#### Extracted information:
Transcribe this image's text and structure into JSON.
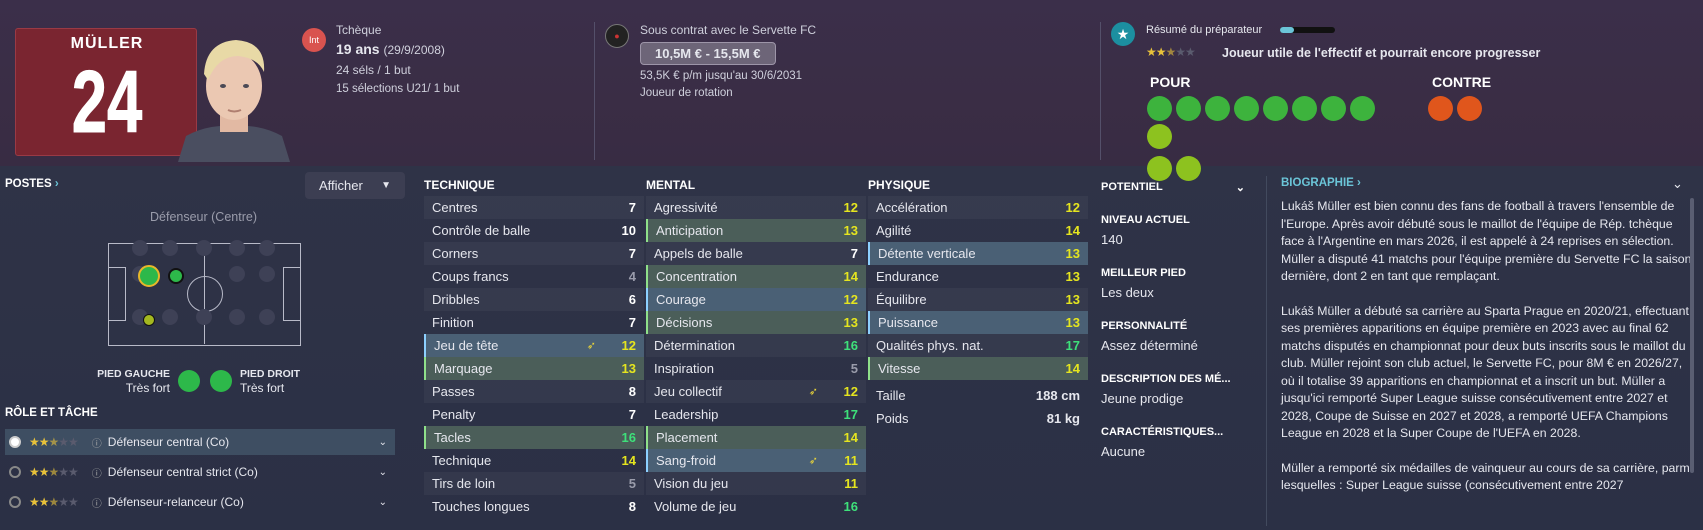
{
  "player": {
    "name": "MÜLLER",
    "number": "24"
  },
  "info": {
    "nat_badge": "Int",
    "nationality": "Tchèque",
    "age": "19 ans",
    "dob": "(29/9/2008)",
    "caps": "24 séls / 1 but",
    "u21": "15 sélections U21/ 1 but"
  },
  "contract": {
    "club": "Sous contrat avec le Servette FC",
    "value": "10,5M € - 15,5M €",
    "wage": "53,5K € p/m jusqu'au 30/6/2031",
    "status": "Joueur de rotation"
  },
  "coach": {
    "title": "Résumé du préparateur",
    "rating": 2.5,
    "summary": "Joueur utile de l'effectif et pourrait encore progresser",
    "pour": "POUR",
    "contre": "CONTRE"
  },
  "positions": {
    "title": "POSTES",
    "show_btn": "Afficher",
    "position": "Défenseur (Centre)",
    "left_foot_label": "PIED GAUCHE",
    "left_foot": "Très fort",
    "right_foot_label": "PIED DROIT",
    "right_foot": "Très fort"
  },
  "roles": {
    "title": "RÔLE ET TÂCHE",
    "items": [
      {
        "name": "Défenseur central (Co)",
        "stars": 2.5
      },
      {
        "name": "Défenseur central strict (Co)",
        "stars": 2.5
      },
      {
        "name": "Défenseur-relanceur (Co)",
        "stars": 2.5
      }
    ]
  },
  "technique": {
    "title": "TECHNIQUE",
    "attrs": [
      [
        "Centres",
        "7"
      ],
      [
        "Contrôle de balle",
        "10"
      ],
      [
        "Corners",
        "7"
      ],
      [
        "Coups francs",
        "4"
      ],
      [
        "Dribbles",
        "6"
      ],
      [
        "Finition",
        "7"
      ],
      [
        "Jeu de tête",
        "12"
      ],
      [
        "Marquage",
        "13"
      ],
      [
        "Passes",
        "8"
      ],
      [
        "Penalty",
        "7"
      ],
      [
        "Tacles",
        "16"
      ],
      [
        "Technique",
        "14"
      ],
      [
        "Tirs de loin",
        "5"
      ],
      [
        "Touches longues",
        "8"
      ]
    ]
  },
  "mental": {
    "title": "MENTAL",
    "attrs": [
      [
        "Agressivité",
        "12"
      ],
      [
        "Anticipation",
        "13"
      ],
      [
        "Appels de balle",
        "7"
      ],
      [
        "Concentration",
        "14"
      ],
      [
        "Courage",
        "12"
      ],
      [
        "Décisions",
        "13"
      ],
      [
        "Détermination",
        "16"
      ],
      [
        "Inspiration",
        "5"
      ],
      [
        "Jeu collectif",
        "12"
      ],
      [
        "Leadership",
        "17"
      ],
      [
        "Placement",
        "14"
      ],
      [
        "Sang-froid",
        "11"
      ],
      [
        "Vision du jeu",
        "11"
      ],
      [
        "Volume de jeu",
        "16"
      ]
    ]
  },
  "physique": {
    "title": "PHYSIQUE",
    "attrs": [
      [
        "Accélération",
        "12"
      ],
      [
        "Agilité",
        "14"
      ],
      [
        "Détente verticale",
        "13"
      ],
      [
        "Endurance",
        "13"
      ],
      [
        "Équilibre",
        "13"
      ],
      [
        "Puissance",
        "13"
      ],
      [
        "Qualités phys. nat.",
        "17"
      ],
      [
        "Vitesse",
        "14"
      ]
    ],
    "height_label": "Taille",
    "height": "188 cm",
    "weight_label": "Poids",
    "weight": "81 kg"
  },
  "side": {
    "potential": "POTENTIEL",
    "level_label": "NIVEAU ACTUEL",
    "level": "140",
    "foot_label": "MEILLEUR PIED",
    "foot": "Les deux",
    "pers_label": "PERSONNALITÉ",
    "pers": "Assez déterminé",
    "media_label": "DESCRIPTION DES MÉ...",
    "media": "Jeune prodige",
    "traits_label": "CARACTÉRISTIQUES...",
    "traits": "Aucune"
  },
  "bio": {
    "title": "BIOGRAPHIE",
    "p1": "Lukáš Müller est bien connu des fans de football à travers l'ensemble de l'Europe. Après avoir débuté sous le maillot de l'équipe de Rép. tchèque face à l'Argentine en mars 2026, il est appelé à 24 reprises en sélection. Müller a disputé 41 matchs pour l'équipe première du Servette FC la saison dernière, dont 2 en tant que remplaçant.",
    "p2": "Lukáš Müller a débuté sa carrière au Sparta Prague en 2020/21, effectuant ses premières apparitions en équipe première en 2023 avec au final 62 matchs disputés en championnat pour deux buts inscrits sous le maillot du club. Müller rejoint son club actuel, le Servette FC, pour 8M € en 2026/27, où il totalise 39 apparitions en championnat et a inscrit un but. Müller a jusqu'ici remporté Super League suisse consécutivement entre 2027 et 2028, Coupe de Suisse en 2027 et 2028, a remporté UEFA Champions League en 2028 et la Super Coupe de l'UEFA en 2028.",
    "p3": "Müller a remporté six médailles de vainqueur au cours de sa carrière, parmi lesquelles : Super League suisse (consécutivement entre 2027"
  },
  "colors": {
    "white": "#ffffff",
    "yellow": "#e5e51f",
    "green": "#3ee07a",
    "grey": "#9a9cab"
  }
}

#### What is needed:
Repeat the entries exactly. Pictures are excluded from the copy.

#### Full output:
Transcribe this image's text and structure into JSON.
{
  "player": {
    "name": "MÜLLER",
    "number": "24"
  },
  "info": {
    "nat_badge": "Int",
    "nationality": "Tchèque",
    "age": "19 ans",
    "dob": "(29/9/2008)",
    "caps": "24 séls / 1 but",
    "u21": "15 sélections U21/ 1 but"
  },
  "contract": {
    "club": "Sous contrat avec le Servette FC",
    "value": "10,5M € - 15,5M €",
    "wage": "53,5K € p/m jusqu'au 30/6/2031",
    "status": "Joueur de rotation"
  },
  "coach": {
    "title": "Résumé du préparateur",
    "rating": 2.5,
    "summary": "Joueur utile de l'effectif et pourrait encore progresser",
    "pour": "POUR",
    "contre": "CONTRE"
  },
  "positions": {
    "title": "POSTES",
    "show_btn": "Afficher",
    "position": "Défenseur (Centre)",
    "left_foot_label": "PIED GAUCHE",
    "left_foot": "Très fort",
    "right_foot_label": "PIED DROIT",
    "right_foot": "Très fort"
  },
  "roles": {
    "title": "RÔLE ET TÂCHE",
    "items": [
      {
        "name": "Défenseur central (Co)",
        "stars": 2.5
      },
      {
        "name": "Défenseur central strict (Co)",
        "stars": 2.5
      },
      {
        "name": "Défenseur-relanceur (Co)",
        "stars": 2.5
      }
    ]
  },
  "technique": {
    "title": "TECHNIQUE",
    "attrs": [
      [
        "Centres",
        "7"
      ],
      [
        "Contrôle de balle",
        "10"
      ],
      [
        "Corners",
        "7"
      ],
      [
        "Coups francs",
        "4"
      ],
      [
        "Dribbles",
        "6"
      ],
      [
        "Finition",
        "7"
      ],
      [
        "Jeu de tête",
        "12"
      ],
      [
        "Marquage",
        "13"
      ],
      [
        "Passes",
        "8"
      ],
      [
        "Penalty",
        "7"
      ],
      [
        "Tacles",
        "16"
      ],
      [
        "Technique",
        "14"
      ],
      [
        "Tirs de loin",
        "5"
      ],
      [
        "Touches longues",
        "8"
      ]
    ]
  },
  "mental": {
    "title": "MENTAL",
    "attrs": [
      [
        "Agressivité",
        "12"
      ],
      [
        "Anticipation",
        "13"
      ],
      [
        "Appels de balle",
        "7"
      ],
      [
        "Concentration",
        "14"
      ],
      [
        "Courage",
        "12"
      ],
      [
        "Décisions",
        "13"
      ],
      [
        "Détermination",
        "16"
      ],
      [
        "Inspiration",
        "5"
      ],
      [
        "Jeu collectif",
        "12"
      ],
      [
        "Leadership",
        "17"
      ],
      [
        "Placement",
        "14"
      ],
      [
        "Sang-froid",
        "11"
      ],
      [
        "Vision du jeu",
        "11"
      ],
      [
        "Volume de jeu",
        "16"
      ]
    ]
  },
  "physique": {
    "title": "PHYSIQUE",
    "attrs": [
      [
        "Accélération",
        "12"
      ],
      [
        "Agilité",
        "14"
      ],
      [
        "Détente verticale",
        "13"
      ],
      [
        "Endurance",
        "13"
      ],
      [
        "Équilibre",
        "13"
      ],
      [
        "Puissance",
        "13"
      ],
      [
        "Qualités phys. nat.",
        "17"
      ],
      [
        "Vitesse",
        "14"
      ]
    ],
    "height_label": "Taille",
    "height": "188 cm",
    "weight_label": "Poids",
    "weight": "81 kg"
  },
  "side": {
    "potential": "POTENTIEL",
    "level_label": "NIVEAU ACTUEL",
    "level": "140",
    "foot_label": "MEILLEUR PIED",
    "foot": "Les deux",
    "pers_label": "PERSONNALITÉ",
    "pers": "Assez déterminé",
    "media_label": "DESCRIPTION DES MÉ...",
    "media": "Jeune prodige",
    "traits_label": "CARACTÉRISTIQUES...",
    "traits": "Aucune"
  },
  "bio": {
    "title": "BIOGRAPHIE",
    "p1": "Lukáš Müller est bien connu des fans de football à travers l'ensemble de l'Europe. Après avoir débuté sous le maillot de l'équipe de Rép. tchèque face à l'Argentine en mars 2026, il est appelé à 24 reprises en sélection. Müller a disputé 41 matchs pour l'équipe première du Servette FC la saison dernière, dont 2 en tant que remplaçant.",
    "p2": "Lukáš Müller a débuté sa carrière au Sparta Prague en 2020/21, effectuant ses premières apparitions en équipe première en 2023 avec au final 62 matchs disputés en championnat pour deux buts inscrits sous le maillot du club. Müller rejoint son club actuel, le Servette FC, pour 8M € en 2026/27, où il totalise 39 apparitions en championnat et a inscrit un but. Müller a jusqu'ici remporté Super League suisse consécutivement entre 2027 et 2028, Coupe de Suisse en 2027 et 2028, a remporté UEFA Champions League en 2028 et la Super Coupe de l'UEFA en 2028.",
    "p3": "Müller a remporté six médailles de vainqueur au cours de sa carrière, parmi lesquelles : Super League suisse (consécutivement entre 2027"
  },
  "colors": {
    "white": "#ffffff",
    "yellow": "#e5e51f",
    "green": "#3ee07a",
    "grey": "#9a9cab"
  }
}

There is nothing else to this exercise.